▸ Exercise prompt
Return every one of the rows below verbatim, without altering anything.

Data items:

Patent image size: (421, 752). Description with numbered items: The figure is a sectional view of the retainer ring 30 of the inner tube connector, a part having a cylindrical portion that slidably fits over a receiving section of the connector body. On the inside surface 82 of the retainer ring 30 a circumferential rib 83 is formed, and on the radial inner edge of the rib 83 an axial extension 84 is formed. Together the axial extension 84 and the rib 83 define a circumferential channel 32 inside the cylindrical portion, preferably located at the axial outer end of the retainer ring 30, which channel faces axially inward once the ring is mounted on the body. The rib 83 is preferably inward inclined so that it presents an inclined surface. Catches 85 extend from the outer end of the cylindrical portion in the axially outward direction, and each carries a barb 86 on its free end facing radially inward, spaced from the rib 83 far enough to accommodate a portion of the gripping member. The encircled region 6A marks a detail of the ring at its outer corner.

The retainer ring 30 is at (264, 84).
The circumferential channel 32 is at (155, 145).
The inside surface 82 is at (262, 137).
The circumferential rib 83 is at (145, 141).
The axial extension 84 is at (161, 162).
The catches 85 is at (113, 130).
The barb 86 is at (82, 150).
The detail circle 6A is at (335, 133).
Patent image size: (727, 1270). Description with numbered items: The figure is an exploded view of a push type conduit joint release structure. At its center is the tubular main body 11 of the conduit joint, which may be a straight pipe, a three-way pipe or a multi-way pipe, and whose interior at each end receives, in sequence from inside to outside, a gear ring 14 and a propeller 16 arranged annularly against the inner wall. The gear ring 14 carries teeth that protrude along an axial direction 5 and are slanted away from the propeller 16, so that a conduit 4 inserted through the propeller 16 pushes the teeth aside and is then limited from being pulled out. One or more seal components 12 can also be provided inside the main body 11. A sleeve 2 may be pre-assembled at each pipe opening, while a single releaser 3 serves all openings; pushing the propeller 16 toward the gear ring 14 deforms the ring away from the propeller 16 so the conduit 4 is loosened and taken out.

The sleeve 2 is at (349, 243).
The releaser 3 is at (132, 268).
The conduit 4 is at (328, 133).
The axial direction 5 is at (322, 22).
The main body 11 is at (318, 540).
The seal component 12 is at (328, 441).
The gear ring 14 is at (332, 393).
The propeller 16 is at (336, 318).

▸ Completed exercise
Patent image size: (421, 752). Description with numbered items: The figure is a sectional view of the retainer ring 30 of the inner tube connector, a part having a cylindrical portion that slidably fits over a receiving section of the connector body. On the inside surface 82 of the retainer ring 30 a circumferential rib 83 is formed, and on the radial inner edge of the rib 83 an axial extension 84 is formed. Together the axial extension 84 and the rib 83 define a circumferential channel 32 inside the cylindrical portion, preferably located at the axial outer end of the retainer ring 30, which channel faces axially inward once the ring is mounted on the body. The rib 83 is preferably inward inclined so that it presents an inclined surface. Catches 85 extend from the outer end of the cylindrical portion in the axially outward direction, and each carries a barb 86 on its free end facing radially inward, spaced from the rib 83 far enough to accommodate a portion of the gripping member. The encircled region 6A marks a detail of the ring at its outer corner.

The retainer ring 30 is at (264, 84).
The circumferential channel 32 is at (155, 145).
The inside surface 82 is at (262, 137).
The circumferential rib 83 is at (145, 141).
The axial extension 84 is at (161, 162).
The catches 85 is at (113, 130).
The barb 86 is at (82, 150).
The detail circle 6A is at (335, 133).
Patent image size: (727, 1270). Description with numbered items: The figure is an exploded view of a push type conduit joint release structure. At its center is the tubular main body 11 of the conduit joint, which may be a straight pipe, a three-way pipe or a multi-way pipe, and whose interior at each end receives, in sequence from inside to outside, a gear ring 14 and a propeller 16 arranged annularly against the inner wall. The gear ring 14 carries teeth that protrude along an axial direction 5 and are slanted away from the propeller 16, so that a conduit 4 inserted through the propeller 16 pushes the teeth aside and is then limited from being pulled out. One or more seal components 12 can also be provided inside the main body 11. A sleeve 2 may be pre-assembled at each pipe opening, while a single releaser 3 serves all openings; pushing the propeller 16 toward the gear ring 14 deforms the ring away from the propeller 16 so the conduit 4 is loosened and taken out.

The sleeve 2 is at (349, 243).
The releaser 3 is at (132, 268).
The conduit 4 is at (328, 133).
The axial direction 5 is at (322, 22).
The main body 11 is at (318, 540).
The seal component 12 is at (328, 441).
The gear ring 14 is at (332, 393).
The propeller 16 is at (336, 318).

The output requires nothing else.